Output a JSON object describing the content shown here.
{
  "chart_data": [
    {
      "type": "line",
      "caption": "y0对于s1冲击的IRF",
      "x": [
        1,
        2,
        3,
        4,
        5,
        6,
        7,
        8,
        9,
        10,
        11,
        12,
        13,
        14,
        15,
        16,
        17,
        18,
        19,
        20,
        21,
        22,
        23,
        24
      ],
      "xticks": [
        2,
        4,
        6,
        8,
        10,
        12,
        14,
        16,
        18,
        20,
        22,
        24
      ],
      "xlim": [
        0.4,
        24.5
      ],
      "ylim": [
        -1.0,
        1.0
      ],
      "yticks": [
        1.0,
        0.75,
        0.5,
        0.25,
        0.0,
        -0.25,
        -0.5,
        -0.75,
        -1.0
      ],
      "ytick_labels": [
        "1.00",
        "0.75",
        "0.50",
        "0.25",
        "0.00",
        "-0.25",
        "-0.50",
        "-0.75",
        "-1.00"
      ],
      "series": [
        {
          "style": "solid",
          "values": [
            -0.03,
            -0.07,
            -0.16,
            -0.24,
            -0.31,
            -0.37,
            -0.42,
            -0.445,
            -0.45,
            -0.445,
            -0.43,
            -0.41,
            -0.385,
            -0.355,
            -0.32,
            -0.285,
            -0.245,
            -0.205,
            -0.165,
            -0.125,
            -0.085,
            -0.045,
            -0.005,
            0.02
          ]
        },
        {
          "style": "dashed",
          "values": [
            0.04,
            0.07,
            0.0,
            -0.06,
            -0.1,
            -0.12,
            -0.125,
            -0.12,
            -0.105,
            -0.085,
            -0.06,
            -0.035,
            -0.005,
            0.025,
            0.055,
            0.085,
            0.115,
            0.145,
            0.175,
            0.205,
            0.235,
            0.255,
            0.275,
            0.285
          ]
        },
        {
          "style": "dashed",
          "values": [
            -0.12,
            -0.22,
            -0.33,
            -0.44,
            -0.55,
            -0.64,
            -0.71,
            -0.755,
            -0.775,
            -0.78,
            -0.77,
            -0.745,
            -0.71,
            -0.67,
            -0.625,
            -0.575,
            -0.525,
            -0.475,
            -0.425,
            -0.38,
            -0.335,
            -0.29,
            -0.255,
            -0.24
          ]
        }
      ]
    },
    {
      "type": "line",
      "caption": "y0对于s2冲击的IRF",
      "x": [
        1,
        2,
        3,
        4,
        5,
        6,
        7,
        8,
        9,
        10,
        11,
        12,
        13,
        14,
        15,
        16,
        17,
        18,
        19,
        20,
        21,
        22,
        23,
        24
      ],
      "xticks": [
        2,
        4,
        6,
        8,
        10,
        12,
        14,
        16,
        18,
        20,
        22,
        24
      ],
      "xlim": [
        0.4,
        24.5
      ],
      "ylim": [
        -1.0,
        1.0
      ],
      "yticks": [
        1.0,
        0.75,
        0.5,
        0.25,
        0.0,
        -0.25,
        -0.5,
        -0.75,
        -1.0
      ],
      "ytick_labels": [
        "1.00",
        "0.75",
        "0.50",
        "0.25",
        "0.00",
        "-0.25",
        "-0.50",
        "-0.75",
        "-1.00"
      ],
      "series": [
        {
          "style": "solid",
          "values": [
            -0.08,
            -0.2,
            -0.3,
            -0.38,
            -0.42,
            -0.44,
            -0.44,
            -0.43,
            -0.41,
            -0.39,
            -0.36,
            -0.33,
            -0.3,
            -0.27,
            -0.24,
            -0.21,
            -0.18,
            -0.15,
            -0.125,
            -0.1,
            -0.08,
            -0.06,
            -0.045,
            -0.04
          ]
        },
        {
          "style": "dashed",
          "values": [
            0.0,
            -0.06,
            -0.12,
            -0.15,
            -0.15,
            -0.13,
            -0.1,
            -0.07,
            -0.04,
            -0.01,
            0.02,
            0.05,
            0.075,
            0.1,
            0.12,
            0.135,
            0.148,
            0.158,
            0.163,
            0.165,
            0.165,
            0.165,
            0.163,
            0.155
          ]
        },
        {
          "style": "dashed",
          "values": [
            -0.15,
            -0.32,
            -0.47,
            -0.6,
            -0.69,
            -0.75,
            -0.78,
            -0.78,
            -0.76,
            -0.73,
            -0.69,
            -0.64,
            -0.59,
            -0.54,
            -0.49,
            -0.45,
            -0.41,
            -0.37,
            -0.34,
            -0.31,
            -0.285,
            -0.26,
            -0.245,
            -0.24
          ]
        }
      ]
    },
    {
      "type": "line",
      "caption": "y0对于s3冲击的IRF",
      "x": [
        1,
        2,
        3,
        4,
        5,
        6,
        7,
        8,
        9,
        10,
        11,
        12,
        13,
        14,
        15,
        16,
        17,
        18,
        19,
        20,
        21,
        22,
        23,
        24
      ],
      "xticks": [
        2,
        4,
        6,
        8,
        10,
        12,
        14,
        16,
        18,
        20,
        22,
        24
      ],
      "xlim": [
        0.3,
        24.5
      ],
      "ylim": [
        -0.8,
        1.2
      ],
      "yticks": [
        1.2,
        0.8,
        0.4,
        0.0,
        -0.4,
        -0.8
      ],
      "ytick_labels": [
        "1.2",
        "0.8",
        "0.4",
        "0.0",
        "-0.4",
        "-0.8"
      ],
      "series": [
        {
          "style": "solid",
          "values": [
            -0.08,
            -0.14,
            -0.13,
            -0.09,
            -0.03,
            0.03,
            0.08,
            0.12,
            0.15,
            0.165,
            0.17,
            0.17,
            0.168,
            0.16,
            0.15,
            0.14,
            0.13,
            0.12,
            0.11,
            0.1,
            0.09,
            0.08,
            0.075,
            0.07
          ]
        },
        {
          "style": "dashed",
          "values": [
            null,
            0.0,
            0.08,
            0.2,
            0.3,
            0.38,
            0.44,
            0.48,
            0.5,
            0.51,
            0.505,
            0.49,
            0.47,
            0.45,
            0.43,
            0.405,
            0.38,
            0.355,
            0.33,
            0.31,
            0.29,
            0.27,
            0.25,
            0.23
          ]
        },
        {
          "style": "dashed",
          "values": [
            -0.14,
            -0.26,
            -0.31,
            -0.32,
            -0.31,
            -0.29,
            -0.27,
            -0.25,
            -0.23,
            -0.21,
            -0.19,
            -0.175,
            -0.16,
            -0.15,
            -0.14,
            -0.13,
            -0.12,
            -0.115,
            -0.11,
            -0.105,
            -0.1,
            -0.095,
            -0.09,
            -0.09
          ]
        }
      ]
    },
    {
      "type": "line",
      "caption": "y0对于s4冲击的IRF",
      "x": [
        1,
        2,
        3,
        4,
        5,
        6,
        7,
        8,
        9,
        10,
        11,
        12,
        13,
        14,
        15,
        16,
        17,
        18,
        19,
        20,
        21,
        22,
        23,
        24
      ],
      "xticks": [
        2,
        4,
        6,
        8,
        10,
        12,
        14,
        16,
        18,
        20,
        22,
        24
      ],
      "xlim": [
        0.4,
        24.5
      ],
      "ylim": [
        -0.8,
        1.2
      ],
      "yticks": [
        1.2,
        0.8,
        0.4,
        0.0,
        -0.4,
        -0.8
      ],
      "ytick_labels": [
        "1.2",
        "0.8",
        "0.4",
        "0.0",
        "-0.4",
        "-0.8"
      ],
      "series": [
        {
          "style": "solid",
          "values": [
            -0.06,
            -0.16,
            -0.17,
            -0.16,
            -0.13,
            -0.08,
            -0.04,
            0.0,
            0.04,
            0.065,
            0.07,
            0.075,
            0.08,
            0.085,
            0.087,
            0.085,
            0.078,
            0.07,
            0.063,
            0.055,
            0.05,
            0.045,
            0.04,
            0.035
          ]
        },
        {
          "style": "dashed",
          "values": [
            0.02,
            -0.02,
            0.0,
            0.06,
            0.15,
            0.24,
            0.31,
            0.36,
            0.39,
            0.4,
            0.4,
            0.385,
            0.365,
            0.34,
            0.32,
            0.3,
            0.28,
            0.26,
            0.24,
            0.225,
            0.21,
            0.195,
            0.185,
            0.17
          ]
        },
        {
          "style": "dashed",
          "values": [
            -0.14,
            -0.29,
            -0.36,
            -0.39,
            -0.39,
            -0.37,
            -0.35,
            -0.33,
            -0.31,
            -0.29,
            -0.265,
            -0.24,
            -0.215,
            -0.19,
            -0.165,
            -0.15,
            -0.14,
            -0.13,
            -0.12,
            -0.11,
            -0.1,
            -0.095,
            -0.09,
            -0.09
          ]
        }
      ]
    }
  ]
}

TASK DESCRIPTION —
Above are the entries; count how many of their lines contain the word "caption" and give only that number.

TASK RESULT —
4